━━ Dataset records

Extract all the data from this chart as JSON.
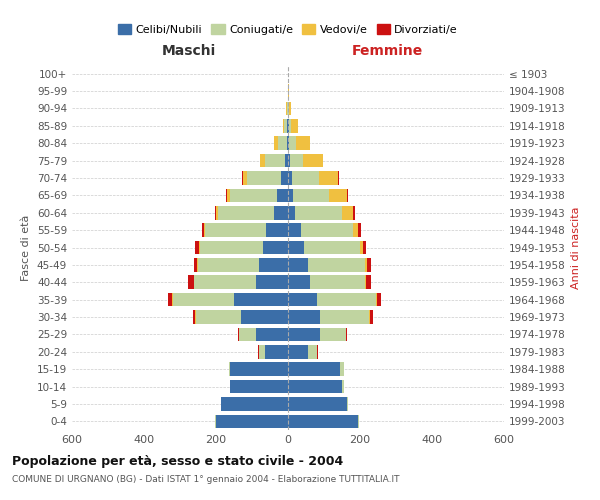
{
  "age_groups_bottom_to_top": [
    "0-4",
    "5-9",
    "10-14",
    "15-19",
    "20-24",
    "25-29",
    "30-34",
    "35-39",
    "40-44",
    "45-49",
    "50-54",
    "55-59",
    "60-64",
    "65-69",
    "70-74",
    "75-79",
    "80-84",
    "85-89",
    "90-94",
    "95-99",
    "100+"
  ],
  "birth_years_bottom_to_top": [
    "1999-2003",
    "1994-1998",
    "1989-1993",
    "1984-1988",
    "1979-1983",
    "1974-1978",
    "1969-1973",
    "1964-1968",
    "1959-1963",
    "1954-1958",
    "1949-1953",
    "1944-1948",
    "1939-1943",
    "1934-1938",
    "1929-1933",
    "1924-1928",
    "1919-1923",
    "1914-1918",
    "1909-1913",
    "1904-1908",
    "≤ 1903"
  ],
  "males": {
    "celibi": [
      200,
      185,
      160,
      160,
      65,
      90,
      130,
      150,
      90,
      80,
      70,
      60,
      40,
      30,
      20,
      8,
      4,
      2,
      1,
      0,
      0
    ],
    "coniugati": [
      2,
      2,
      2,
      5,
      15,
      45,
      125,
      170,
      170,
      170,
      175,
      170,
      155,
      130,
      95,
      55,
      25,
      8,
      3,
      1,
      0
    ],
    "vedovi": [
      0,
      0,
      0,
      0,
      1,
      1,
      2,
      2,
      2,
      2,
      2,
      3,
      5,
      10,
      10,
      15,
      10,
      5,
      1,
      0,
      0
    ],
    "divorziati": [
      0,
      0,
      0,
      0,
      1,
      2,
      8,
      10,
      15,
      10,
      10,
      5,
      3,
      3,
      2,
      1,
      0,
      0,
      0,
      0,
      0
    ]
  },
  "females": {
    "nubili": [
      195,
      165,
      150,
      145,
      55,
      90,
      90,
      80,
      60,
      55,
      45,
      35,
      20,
      15,
      10,
      6,
      4,
      2,
      1,
      0,
      0
    ],
    "coniugate": [
      2,
      2,
      5,
      10,
      25,
      70,
      135,
      165,
      155,
      160,
      155,
      145,
      130,
      100,
      75,
      35,
      18,
      5,
      3,
      1,
      0
    ],
    "vedove": [
      0,
      0,
      0,
      0,
      1,
      1,
      2,
      2,
      3,
      5,
      8,
      15,
      30,
      50,
      55,
      55,
      40,
      20,
      5,
      1,
      0
    ],
    "divorziate": [
      0,
      0,
      0,
      0,
      1,
      3,
      10,
      12,
      12,
      10,
      10,
      8,
      5,
      3,
      2,
      1,
      0,
      0,
      0,
      0,
      0
    ]
  },
  "colors": {
    "celibi": "#3b6ea8",
    "coniugati": "#c0d4a0",
    "vedovi": "#f0c040",
    "divorziati": "#cc1111"
  },
  "xlim": 600,
  "title": "Popolazione per età, sesso e stato civile - 2004",
  "subtitle": "COMUNE DI URGNANO (BG) - Dati ISTAT 1° gennaio 2004 - Elaborazione TUTTITALIA.IT",
  "ylabel_left": "Fasce di età",
  "ylabel_right": "Anni di nascita",
  "xlabel_left": "Maschi",
  "xlabel_right": "Femmine"
}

━━━━

Brief:
All records should be output exactly, with the pictures left out.

Problem solution:
Extract all the data from this chart as JSON.
{
  "age_groups_bottom_to_top": [
    "0-4",
    "5-9",
    "10-14",
    "15-19",
    "20-24",
    "25-29",
    "30-34",
    "35-39",
    "40-44",
    "45-49",
    "50-54",
    "55-59",
    "60-64",
    "65-69",
    "70-74",
    "75-79",
    "80-84",
    "85-89",
    "90-94",
    "95-99",
    "100+"
  ],
  "birth_years_bottom_to_top": [
    "1999-2003",
    "1994-1998",
    "1989-1993",
    "1984-1988",
    "1979-1983",
    "1974-1978",
    "1969-1973",
    "1964-1968",
    "1959-1963",
    "1954-1958",
    "1949-1953",
    "1944-1948",
    "1939-1943",
    "1934-1938",
    "1929-1933",
    "1924-1928",
    "1919-1923",
    "1914-1918",
    "1909-1913",
    "1904-1908",
    "≤ 1903"
  ],
  "males": {
    "celibi": [
      200,
      185,
      160,
      160,
      65,
      90,
      130,
      150,
      90,
      80,
      70,
      60,
      40,
      30,
      20,
      8,
      4,
      2,
      1,
      0,
      0
    ],
    "coniugati": [
      2,
      2,
      2,
      5,
      15,
      45,
      125,
      170,
      170,
      170,
      175,
      170,
      155,
      130,
      95,
      55,
      25,
      8,
      3,
      1,
      0
    ],
    "vedovi": [
      0,
      0,
      0,
      0,
      1,
      1,
      2,
      2,
      2,
      2,
      2,
      3,
      5,
      10,
      10,
      15,
      10,
      5,
      1,
      0,
      0
    ],
    "divorziati": [
      0,
      0,
      0,
      0,
      1,
      2,
      8,
      10,
      15,
      10,
      10,
      5,
      3,
      3,
      2,
      1,
      0,
      0,
      0,
      0,
      0
    ]
  },
  "females": {
    "nubili": [
      195,
      165,
      150,
      145,
      55,
      90,
      90,
      80,
      60,
      55,
      45,
      35,
      20,
      15,
      10,
      6,
      4,
      2,
      1,
      0,
      0
    ],
    "coniugate": [
      2,
      2,
      5,
      10,
      25,
      70,
      135,
      165,
      155,
      160,
      155,
      145,
      130,
      100,
      75,
      35,
      18,
      5,
      3,
      1,
      0
    ],
    "vedove": [
      0,
      0,
      0,
      0,
      1,
      1,
      2,
      2,
      3,
      5,
      8,
      15,
      30,
      50,
      55,
      55,
      40,
      20,
      5,
      1,
      0
    ],
    "divorziate": [
      0,
      0,
      0,
      0,
      1,
      3,
      10,
      12,
      12,
      10,
      10,
      8,
      5,
      3,
      2,
      1,
      0,
      0,
      0,
      0,
      0
    ]
  },
  "colors": {
    "celibi": "#3b6ea8",
    "coniugati": "#c0d4a0",
    "vedovi": "#f0c040",
    "divorziati": "#cc1111"
  },
  "xlim": 600,
  "title": "Popolazione per età, sesso e stato civile - 2004",
  "subtitle": "COMUNE DI URGNANO (BG) - Dati ISTAT 1° gennaio 2004 - Elaborazione TUTTITALIA.IT",
  "ylabel_left": "Fasce di età",
  "ylabel_right": "Anni di nascita",
  "xlabel_left": "Maschi",
  "xlabel_right": "Femmine"
}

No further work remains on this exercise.